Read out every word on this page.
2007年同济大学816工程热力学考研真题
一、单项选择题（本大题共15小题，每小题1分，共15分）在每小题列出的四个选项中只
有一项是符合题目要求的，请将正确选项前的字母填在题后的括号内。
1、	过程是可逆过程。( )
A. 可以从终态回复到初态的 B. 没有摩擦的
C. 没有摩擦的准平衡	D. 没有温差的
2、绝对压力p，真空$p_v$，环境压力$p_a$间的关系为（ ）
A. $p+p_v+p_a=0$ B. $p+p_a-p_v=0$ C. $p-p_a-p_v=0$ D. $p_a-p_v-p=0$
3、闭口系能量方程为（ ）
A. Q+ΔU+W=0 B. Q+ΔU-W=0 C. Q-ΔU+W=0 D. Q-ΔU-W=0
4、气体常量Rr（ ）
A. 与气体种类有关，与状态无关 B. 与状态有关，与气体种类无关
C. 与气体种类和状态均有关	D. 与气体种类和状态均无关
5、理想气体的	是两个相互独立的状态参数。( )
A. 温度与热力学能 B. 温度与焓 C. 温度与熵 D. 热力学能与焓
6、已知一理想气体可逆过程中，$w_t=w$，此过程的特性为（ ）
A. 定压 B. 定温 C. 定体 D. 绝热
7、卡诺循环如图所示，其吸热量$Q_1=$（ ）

----

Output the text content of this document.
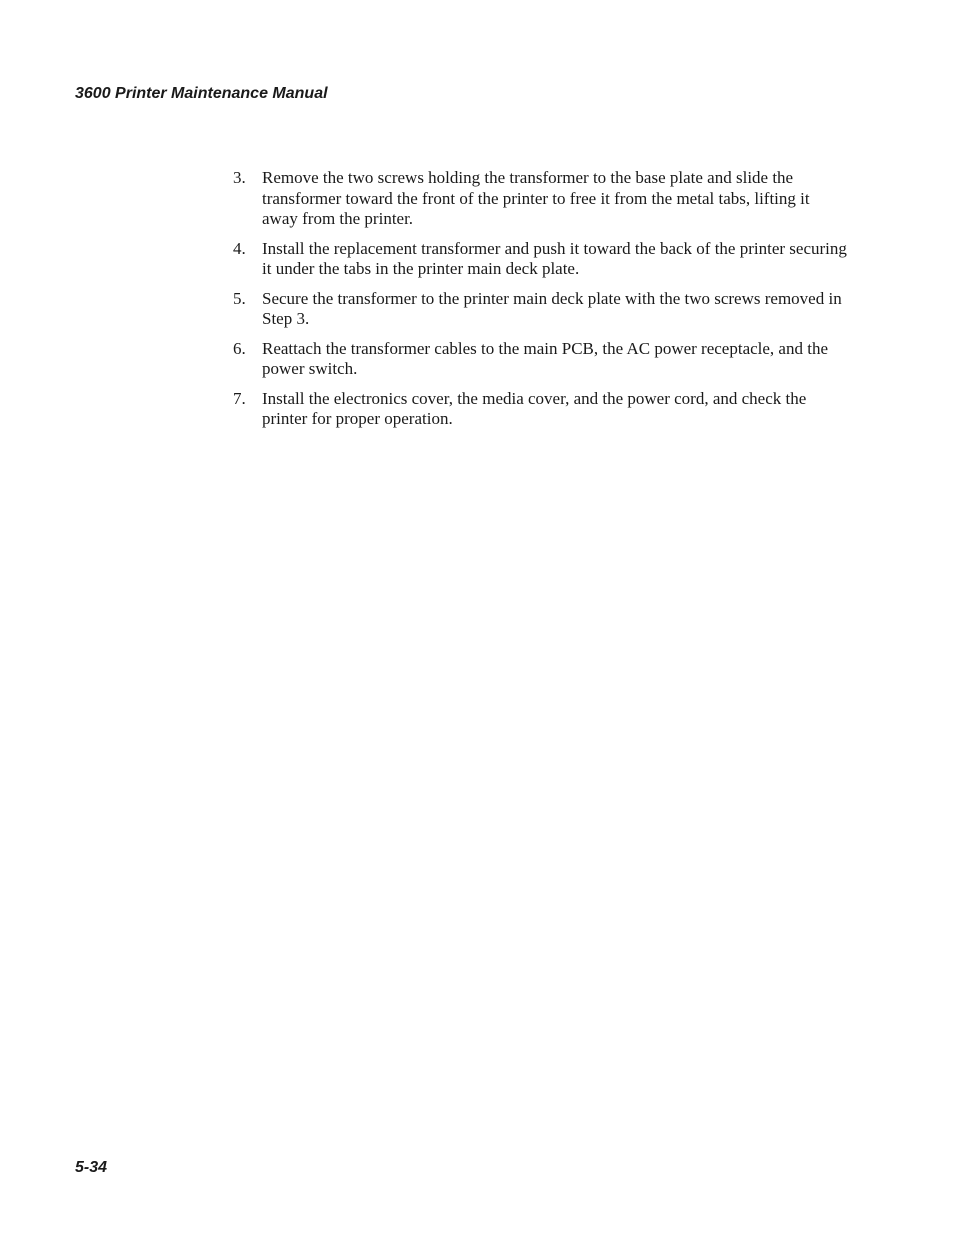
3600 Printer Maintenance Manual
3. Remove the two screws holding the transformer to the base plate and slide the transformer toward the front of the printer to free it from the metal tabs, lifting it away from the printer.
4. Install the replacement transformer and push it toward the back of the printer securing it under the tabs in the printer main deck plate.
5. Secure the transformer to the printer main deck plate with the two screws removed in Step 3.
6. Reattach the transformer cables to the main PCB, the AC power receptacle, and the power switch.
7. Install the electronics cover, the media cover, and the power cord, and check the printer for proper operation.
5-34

----

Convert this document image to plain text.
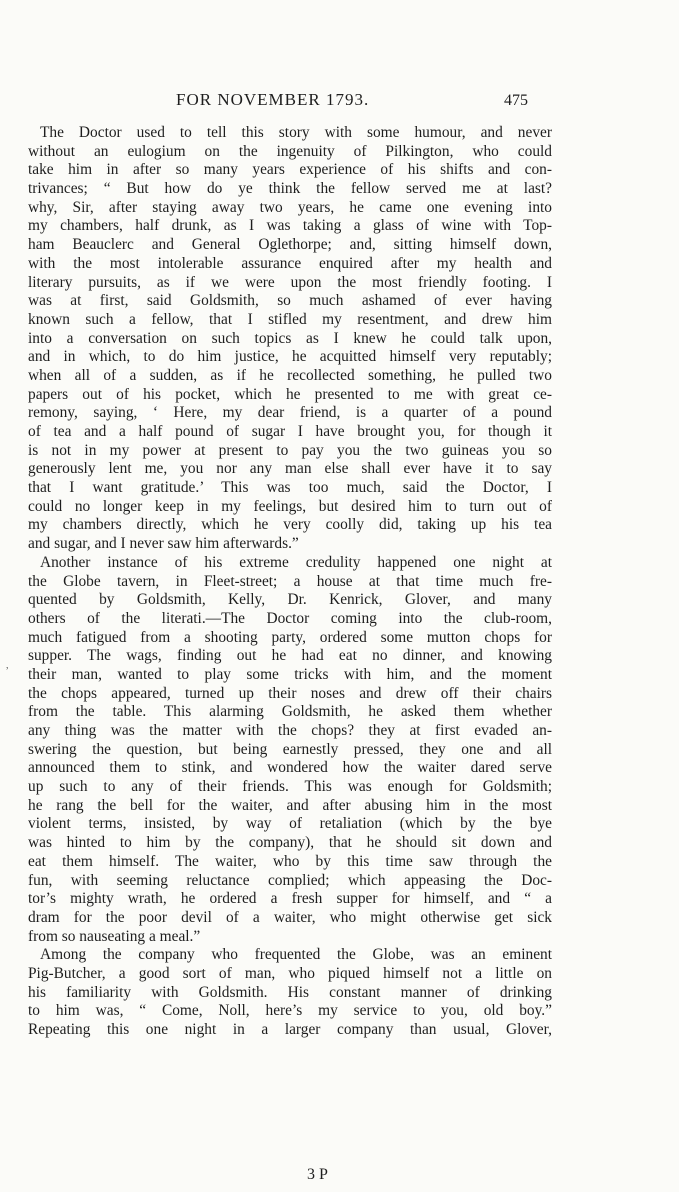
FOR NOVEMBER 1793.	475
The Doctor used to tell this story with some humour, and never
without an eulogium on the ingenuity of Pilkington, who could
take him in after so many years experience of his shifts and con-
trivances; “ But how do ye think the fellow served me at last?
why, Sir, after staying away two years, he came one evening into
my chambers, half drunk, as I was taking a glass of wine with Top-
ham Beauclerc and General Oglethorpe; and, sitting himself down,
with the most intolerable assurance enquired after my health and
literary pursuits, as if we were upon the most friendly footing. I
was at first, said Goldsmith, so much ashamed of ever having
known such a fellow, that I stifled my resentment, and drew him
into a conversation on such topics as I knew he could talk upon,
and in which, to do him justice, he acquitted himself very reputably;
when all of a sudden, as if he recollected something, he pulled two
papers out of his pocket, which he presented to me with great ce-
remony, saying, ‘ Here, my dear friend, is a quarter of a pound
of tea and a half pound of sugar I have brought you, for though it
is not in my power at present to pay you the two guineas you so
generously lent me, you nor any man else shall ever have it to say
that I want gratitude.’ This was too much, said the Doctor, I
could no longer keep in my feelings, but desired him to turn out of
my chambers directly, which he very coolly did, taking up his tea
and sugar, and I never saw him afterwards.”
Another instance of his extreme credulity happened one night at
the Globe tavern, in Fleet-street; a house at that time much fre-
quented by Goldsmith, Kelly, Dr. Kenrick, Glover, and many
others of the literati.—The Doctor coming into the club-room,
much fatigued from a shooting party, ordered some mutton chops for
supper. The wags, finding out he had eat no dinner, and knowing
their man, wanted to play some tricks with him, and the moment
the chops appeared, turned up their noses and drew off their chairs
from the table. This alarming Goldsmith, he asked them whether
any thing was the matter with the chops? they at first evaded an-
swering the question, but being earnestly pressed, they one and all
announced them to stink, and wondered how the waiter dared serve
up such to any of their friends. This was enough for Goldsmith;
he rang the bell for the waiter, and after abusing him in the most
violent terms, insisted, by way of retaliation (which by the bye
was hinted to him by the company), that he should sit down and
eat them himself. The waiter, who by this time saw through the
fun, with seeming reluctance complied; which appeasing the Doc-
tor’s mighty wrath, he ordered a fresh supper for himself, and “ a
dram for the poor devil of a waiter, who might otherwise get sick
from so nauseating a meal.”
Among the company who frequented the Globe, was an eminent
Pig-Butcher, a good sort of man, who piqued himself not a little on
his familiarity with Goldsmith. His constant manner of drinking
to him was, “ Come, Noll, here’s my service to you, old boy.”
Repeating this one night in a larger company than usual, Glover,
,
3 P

----

= WRITTEN REQUEST =
Copy out each line in the listing that has the word "supper".

= ANSWER TO THE TASK =
supper. The wags, finding out he had eat no dinner, and knowing
tor’s mighty wrath, he ordered a fresh supper for himself, and “ a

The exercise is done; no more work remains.